==== SUPPLIED MATERIAL

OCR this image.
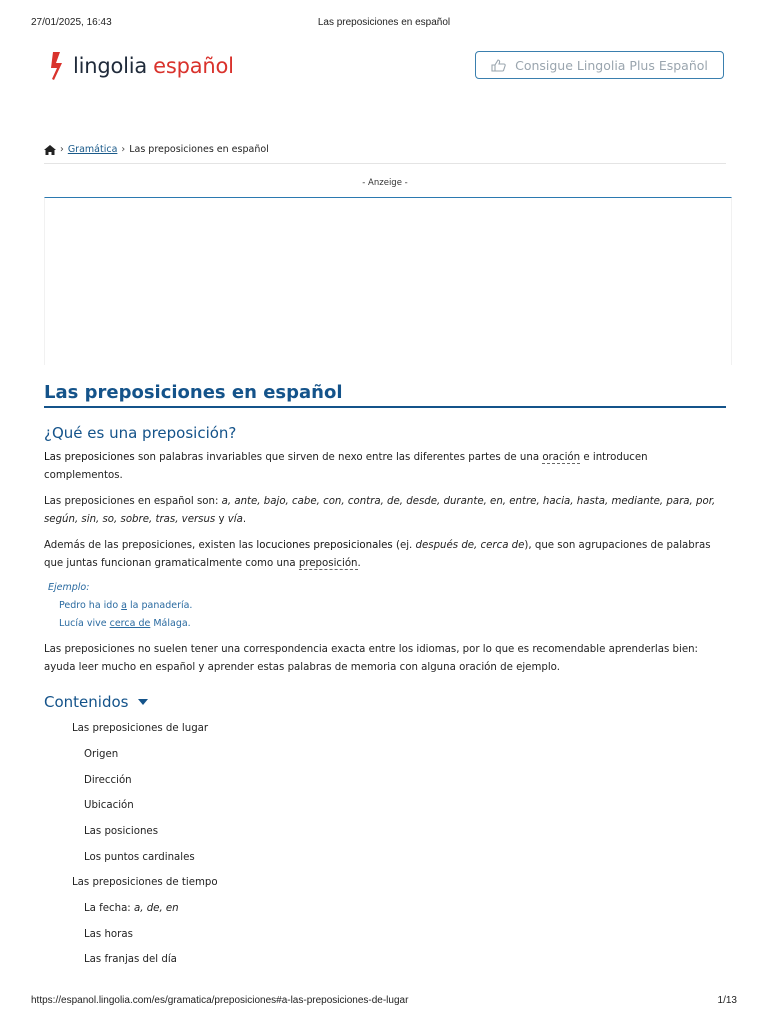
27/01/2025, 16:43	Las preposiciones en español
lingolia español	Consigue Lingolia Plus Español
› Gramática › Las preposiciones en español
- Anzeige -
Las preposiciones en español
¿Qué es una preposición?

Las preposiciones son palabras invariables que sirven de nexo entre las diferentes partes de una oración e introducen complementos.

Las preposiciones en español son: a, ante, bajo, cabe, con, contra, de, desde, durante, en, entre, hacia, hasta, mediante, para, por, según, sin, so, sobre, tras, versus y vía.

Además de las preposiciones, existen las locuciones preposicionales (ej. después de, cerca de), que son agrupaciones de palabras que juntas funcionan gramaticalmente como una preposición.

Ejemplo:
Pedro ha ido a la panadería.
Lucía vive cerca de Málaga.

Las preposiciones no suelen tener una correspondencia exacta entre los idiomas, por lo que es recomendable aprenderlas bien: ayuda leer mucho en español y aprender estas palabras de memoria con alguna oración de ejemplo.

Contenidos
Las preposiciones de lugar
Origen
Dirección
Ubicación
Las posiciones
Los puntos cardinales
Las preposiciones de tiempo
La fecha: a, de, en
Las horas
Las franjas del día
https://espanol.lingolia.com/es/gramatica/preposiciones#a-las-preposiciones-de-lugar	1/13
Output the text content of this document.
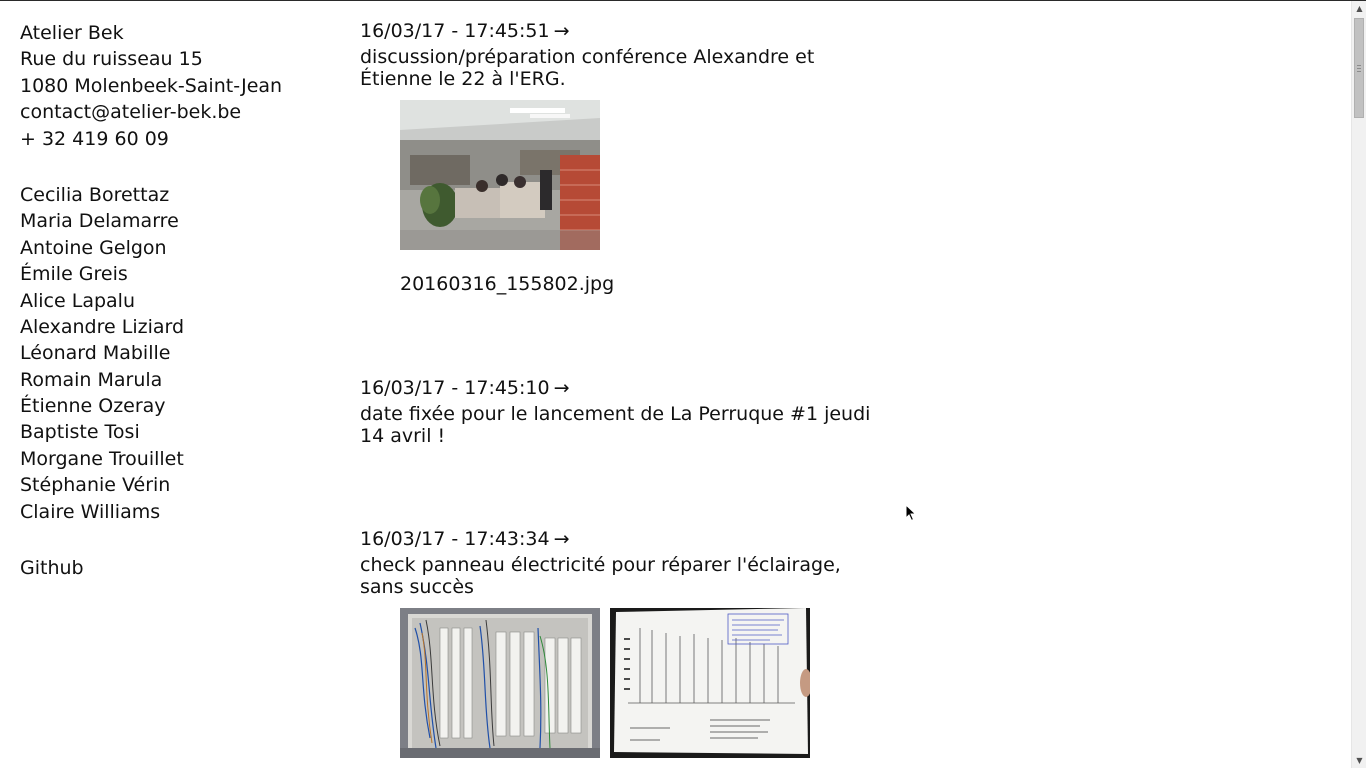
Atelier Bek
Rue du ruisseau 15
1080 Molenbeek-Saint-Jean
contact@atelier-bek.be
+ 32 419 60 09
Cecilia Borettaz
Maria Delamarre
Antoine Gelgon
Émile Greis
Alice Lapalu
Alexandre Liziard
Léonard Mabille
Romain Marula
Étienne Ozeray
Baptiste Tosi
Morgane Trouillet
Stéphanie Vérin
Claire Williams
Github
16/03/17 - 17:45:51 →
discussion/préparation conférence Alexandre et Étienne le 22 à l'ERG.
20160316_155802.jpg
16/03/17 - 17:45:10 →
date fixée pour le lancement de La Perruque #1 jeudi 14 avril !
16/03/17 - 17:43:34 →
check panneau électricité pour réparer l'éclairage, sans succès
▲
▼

========

PROBLEM STATEMENT :: Leave the pictures out and print the records above exactly as they stand.

CORRECT RESPONSE ::
OCR this image.
27/01/2025, 16:43	Las preposiciones en español
lingolia español	Consigue Lingolia Plus Español
› Gramática › Las preposiciones en español
- Anzeige -
Las preposiciones en español
¿Qué es una preposición?

Las preposiciones son palabras invariables que sirven de nexo entre las diferentes partes de una oración e introducen complementos.

Las preposiciones en español son: a, ante, bajo, cabe, con, contra, de, desde, durante, en, entre, hacia, hasta, mediante, para, por, según, sin, so, sobre, tras, versus y vía.

Además de las preposiciones, existen las locuciones preposicionales (ej. después de, cerca de), que son agrupaciones de palabras que juntas funcionan gramaticalmente como una preposición.

Ejemplo:
Pedro ha ido a la panadería.
Lucía vive cerca de Málaga.

Las preposiciones no suelen tener una correspondencia exacta entre los idiomas, por lo que es recomendable aprenderlas bien: ayuda leer mucho en español y aprender estas palabras de memoria con alguna oración de ejemplo.

Contenidos
Las preposiciones de lugar
Origen
Dirección
Ubicación
Las posiciones
Los puntos cardinales
Las preposiciones de tiempo
La fecha: a, de, en
Las horas
Las franjas del día
https://espanol.lingolia.com/es/gramatica/preposiciones#a-las-preposiciones-de-lugar	1/13
Output the text content of this document.
Atelier Bek
Rue du ruisseau 15
1080 Molenbeek-Saint-Jean
contact@atelier-bek.be
+ 32 419 60 09
Cecilia Borettaz
Maria Delamarre
Antoine Gelgon
Émile Greis
Alice Lapalu
Alexandre Liziard
Léonard Mabille
Romain Marula
Étienne Ozeray
Baptiste Tosi
Morgane Trouillet
Stéphanie Vérin
Claire Williams
Github
16/03/17 - 17:45:51 →
discussion/préparation conférence Alexandre et Étienne le 22 à l'ERG.
20160316_155802.jpg
16/03/17 - 17:45:10 →
date fixée pour le lancement de La Perruque #1 jeudi 14 avril !
16/03/17 - 17:43:34 →
check panneau électricité pour réparer l'éclairage, sans succès
▲
▼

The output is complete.